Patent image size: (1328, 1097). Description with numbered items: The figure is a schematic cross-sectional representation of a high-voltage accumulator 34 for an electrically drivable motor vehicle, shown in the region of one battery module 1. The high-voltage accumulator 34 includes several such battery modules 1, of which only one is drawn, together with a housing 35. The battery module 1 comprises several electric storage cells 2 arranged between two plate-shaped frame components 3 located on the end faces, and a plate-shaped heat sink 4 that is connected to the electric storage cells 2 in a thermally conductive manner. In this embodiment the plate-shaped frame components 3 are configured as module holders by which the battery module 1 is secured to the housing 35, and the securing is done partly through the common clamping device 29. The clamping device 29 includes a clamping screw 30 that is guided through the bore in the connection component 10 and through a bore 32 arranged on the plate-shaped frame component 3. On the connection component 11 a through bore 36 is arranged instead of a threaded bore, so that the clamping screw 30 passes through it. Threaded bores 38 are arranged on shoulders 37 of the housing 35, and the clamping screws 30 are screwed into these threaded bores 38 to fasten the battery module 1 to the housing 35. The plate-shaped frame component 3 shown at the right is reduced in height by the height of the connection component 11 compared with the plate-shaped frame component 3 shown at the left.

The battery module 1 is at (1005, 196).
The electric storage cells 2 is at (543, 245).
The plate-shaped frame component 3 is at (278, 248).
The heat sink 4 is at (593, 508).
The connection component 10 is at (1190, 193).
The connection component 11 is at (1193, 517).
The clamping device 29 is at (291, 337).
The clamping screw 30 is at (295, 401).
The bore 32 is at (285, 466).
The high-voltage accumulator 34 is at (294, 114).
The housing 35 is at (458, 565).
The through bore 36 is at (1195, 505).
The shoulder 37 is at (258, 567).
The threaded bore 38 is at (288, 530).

§ Exercise aim
Your job is to write out the data exactly as it stands.

§ Solution
Patent image size: (1328, 1097). Description with numbered items: The figure is a schematic cross-sectional representation of a high-voltage accumulator 34 for an electrically drivable motor vehicle, shown in the region of one battery module 1. The high-voltage accumulator 34 includes several such battery modules 1, of which only one is drawn, together with a housing 35. The battery module 1 comprises several electric storage cells 2 arranged between two plate-shaped frame components 3 located on the end faces, and a plate-shaped heat sink 4 that is connected to the electric storage cells 2 in a thermally conductive manner. In this embodiment the plate-shaped frame components 3 are configured as module holders by which the battery module 1 is secured to the housing 35, and the securing is done partly through the common clamping device 29. The clamping device 29 includes a clamping screw 30 that is guided through the bore in the connection component 10 and through a bore 32 arranged on the plate-shaped frame component 3. On the connection component 11 a through bore 36 is arranged instead of a threaded bore, so that the clamping screw 30 passes through it. Threaded bores 38 are arranged on shoulders 37 of the housing 35, and the clamping screws 30 are screwed into these threaded bores 38 to fasten the battery module 1 to the housing 35. The plate-shaped frame component 3 shown at the right is reduced in height by the height of the connection component 11 compared with the plate-shaped frame component 3 shown at the left.

The battery module 1 is at (1005, 196).
The electric storage cells 2 is at (543, 245).
The plate-shaped frame component 3 is at (278, 248).
The heat sink 4 is at (593, 508).
The connection component 10 is at (1190, 193).
The connection component 11 is at (1193, 517).
The clamping device 29 is at (291, 337).
The clamping screw 30 is at (295, 401).
The bore 32 is at (285, 466).
The high-voltage accumulator 34 is at (294, 114).
The housing 35 is at (458, 565).
The through bore 36 is at (1195, 505).
The shoulder 37 is at (258, 567).
The threaded bore 38 is at (288, 530).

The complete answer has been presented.